- _Stated goal_
Copy out the article below on choosing a network function virtualization solution word for word, from its title through its last sentence.

- _Document extract_
How to Select the Right Network Function Virtualization Solution

Upgrading to meet new demands

Network operators often have siloed infrastructures with purpose-built hardware and solutions that can lead to redundant capital investments and complex architectures, which can make it difficult to respond to market demands. To accelerate infrastructure transformation, many operators are looking into upgrades that incorporate network functions virtualization (NFV). This platform solution can scale horizontally through virtualization, software-defined networking (SDN), and orchestration technologies. In recent years, NFV has been deployed in live networks to drive large capabilities such as mobile packet core, enterprise virtualization services, and infrastructure virtualization. Operators are looking for the best practice approach for NFV that will create true business value.

Why selecting the right platform matters

Network operators use several deployment frameworks and architectures. The options vary across single-vendor vertical stacks, horizontal disaggregated do-it-yourself (DIY) stacks, and horizontal modular platforms with multi-tenanted virtual network functions (VNFs). Among these three approaches, operators today tend to choose a platform that is open and modular with the optimal balance of open multi-function scaling, carrier-grade operational packaging, and a single point of ownership.

- _Provided data_
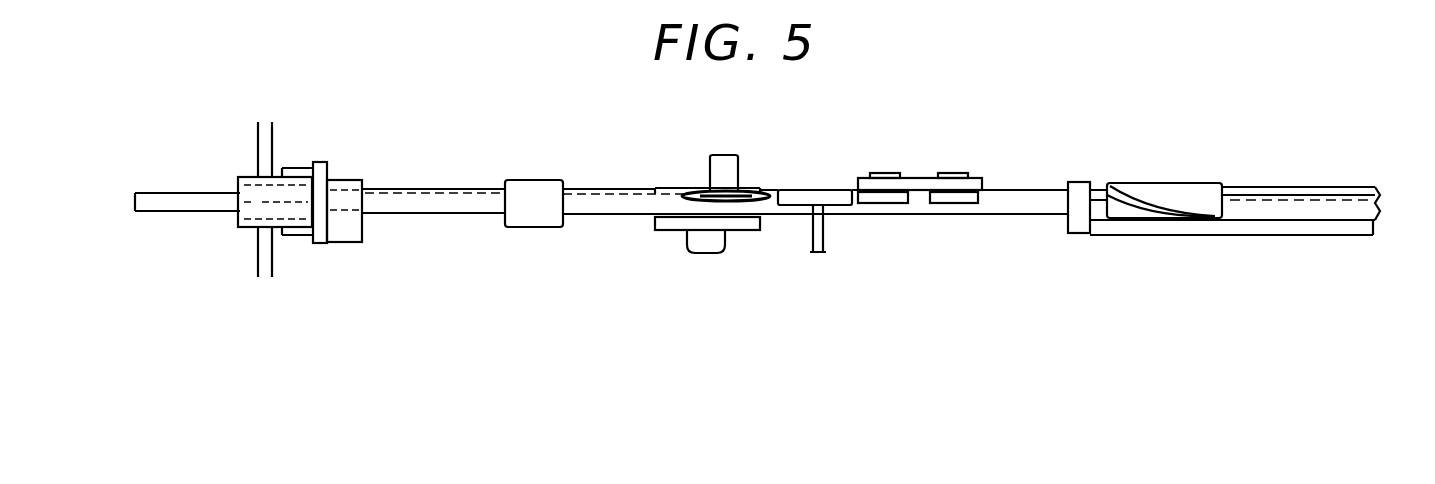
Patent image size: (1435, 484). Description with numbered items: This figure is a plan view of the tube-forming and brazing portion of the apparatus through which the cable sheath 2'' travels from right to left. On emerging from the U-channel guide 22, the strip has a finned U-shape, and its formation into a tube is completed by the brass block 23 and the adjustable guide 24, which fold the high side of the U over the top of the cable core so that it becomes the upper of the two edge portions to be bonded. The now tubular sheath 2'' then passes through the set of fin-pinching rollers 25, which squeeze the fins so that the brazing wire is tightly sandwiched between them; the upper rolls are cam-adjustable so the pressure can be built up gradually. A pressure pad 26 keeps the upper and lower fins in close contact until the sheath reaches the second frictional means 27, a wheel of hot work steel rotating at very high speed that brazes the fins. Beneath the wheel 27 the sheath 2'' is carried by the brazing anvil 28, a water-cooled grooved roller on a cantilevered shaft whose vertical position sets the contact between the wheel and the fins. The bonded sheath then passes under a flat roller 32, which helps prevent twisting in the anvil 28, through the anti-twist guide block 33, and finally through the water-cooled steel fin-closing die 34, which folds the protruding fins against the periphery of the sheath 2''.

- _Written solution_
How to Select the Right Network Function Virtualization Solution

Upgrading to meet new demands

Network operators often have siloed infrastructures with purpose-built hardware and solutions that can lead to redundant capital investments and complex architectures, which can make it difficult to respond to market demands. To accelerate infrastructure transformation, many operators are looking into upgrades that incorporate network functions virtualization (NFV). This platform solution can scale horizontally through virtualization, software-defined networking (SDN), and orchestration technologies. In recent years, NFV has been deployed in live networks to drive large capabilities such as mobile packet core, enterprise virtualization services, and infrastructure virtualization. Operators are looking for the best practice approach for NFV that will create true business value.

Why selecting the right platform matters

Network operators use several deployment frameworks and architectures. The options vary across single-vendor vertical stacks, horizontal disaggregated do-it-yourself (DIY) stacks, and horizontal modular platforms with multi-tenanted virtual network functions (VNFs). Among these three approaches, operators today tend to choose a platform that is open and modular with the optimal balance of open multi-function scaling, carrier-grade operational packaging, and a single point of ownership.